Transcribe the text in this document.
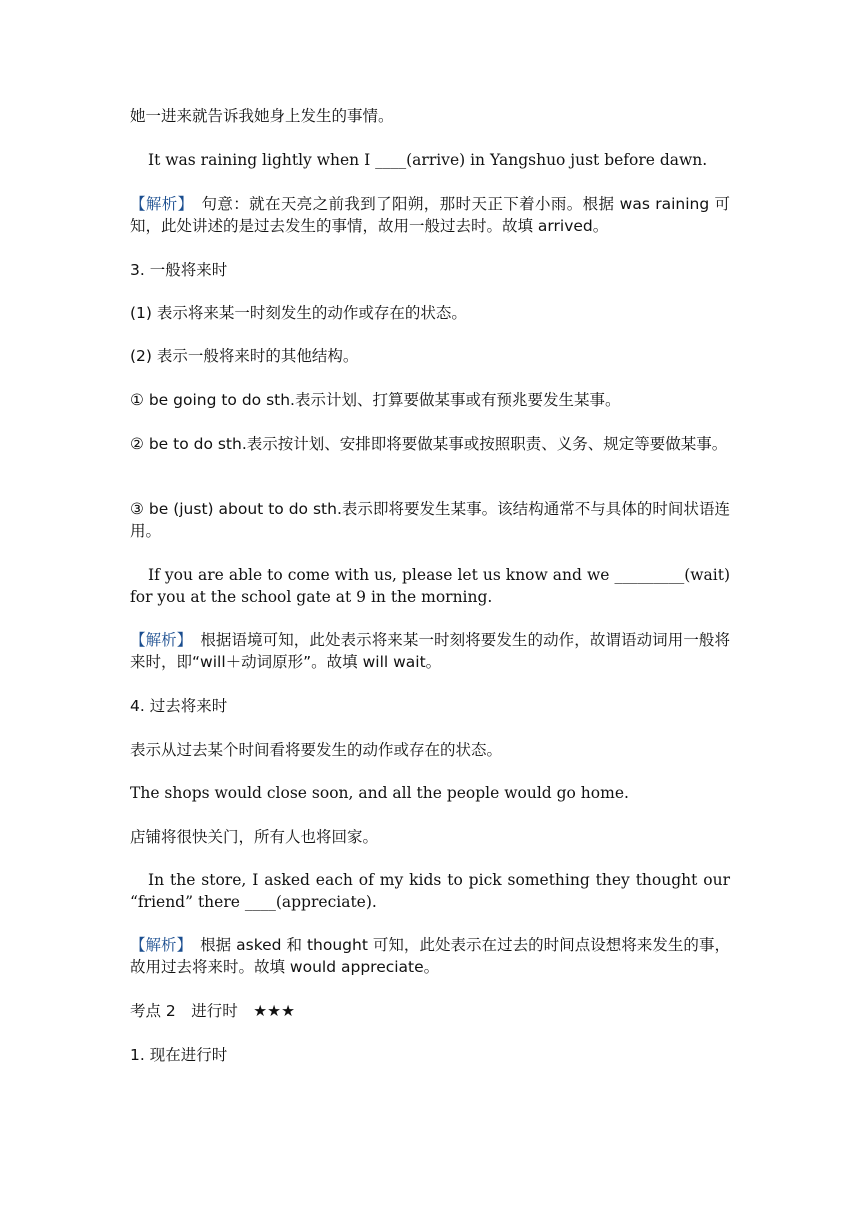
她一进来就告诉我她身上发生的事情。

It was raining lightly when I ____(arrive) in Yangshuo just before dawn.

【解析】 句意：就在天亮之前我到了阳朔，那时天正下着小雨。根据 was raining 可知，此处讲述的是过去发生的事情，故用一般过去时。故填 arrived。

3. 一般将来时

(1) 表示将来某一时刻发生的动作或存在的状态。

(2) 表示一般将来时的其他结构。

① be going to do sth.表示计划、打算要做某事或有预兆要发生某事。

② be to do sth.表示按计划、安排即将要做某事或按照职责、义务、规定等要做某事。

③ be (just) about to do sth.表示即将要发生某事。该结构通常不与具体的时间状语连用。

If you are able to come with us, please let us know and we _________(wait) for you at the school gate at 9 in the morning.

【解析】 根据语境可知，此处表示将来某一时刻将要发生的动作，故谓语动词用一般将来时，即“will＋动词原形”。故填 will wait。

4. 过去将来时

表示从过去某个时间看将要发生的动作或存在的状态。

The shops would close soon, and all the people would go home.

店铺将很快关门，所有人也将回家。

In the store, I asked each of my kids to pick something they thought our “friend” there ____(appreciate).

【解析】 根据 asked 和 thought 可知，此处表示在过去的时间点设想将来发生的事，故用过去将来时。故填 would appreciate。

考点 2　进行时　★★★

1. 现在进行时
....................
#### What to produce
Every record must be copied exactly, with images dropped from the result.

#### Response to the exercise
Transcribe the text in this document.
她一进来就告诉我她身上发生的事情。

It was raining lightly when I ____(arrive) in Yangshuo just before dawn.

【解析】 句意：就在天亮之前我到了阳朔，那时天正下着小雨。根据 was raining 可知，此处讲述的是过去发生的事情，故用一般过去时。故填 arrived。

3. 一般将来时

(1) 表示将来某一时刻发生的动作或存在的状态。

(2) 表示一般将来时的其他结构。

① be going to do sth.表示计划、打算要做某事或有预兆要发生某事。

② be to do sth.表示按计划、安排即将要做某事或按照职责、义务、规定等要做某事。

③ be (just) about to do sth.表示即将要发生某事。该结构通常不与具体的时间状语连用。

If you are able to come with us, please let us know and we _________(wait) for you at the school gate at 9 in the morning.

【解析】 根据语境可知，此处表示将来某一时刻将要发生的动作，故谓语动词用一般将来时，即“will＋动词原形”。故填 will wait。

4. 过去将来时

表示从过去某个时间看将要发生的动作或存在的状态。

The shops would close soon, and all the people would go home.

店铺将很快关门，所有人也将回家。

In the store, I asked each of my kids to pick something they thought our “friend” there ____(appreciate).

【解析】 根据 asked 和 thought 可知，此处表示在过去的时间点设想将来发生的事，故用过去将来时。故填 would appreciate。

考点 2　进行时　★★★

1. 现在进行时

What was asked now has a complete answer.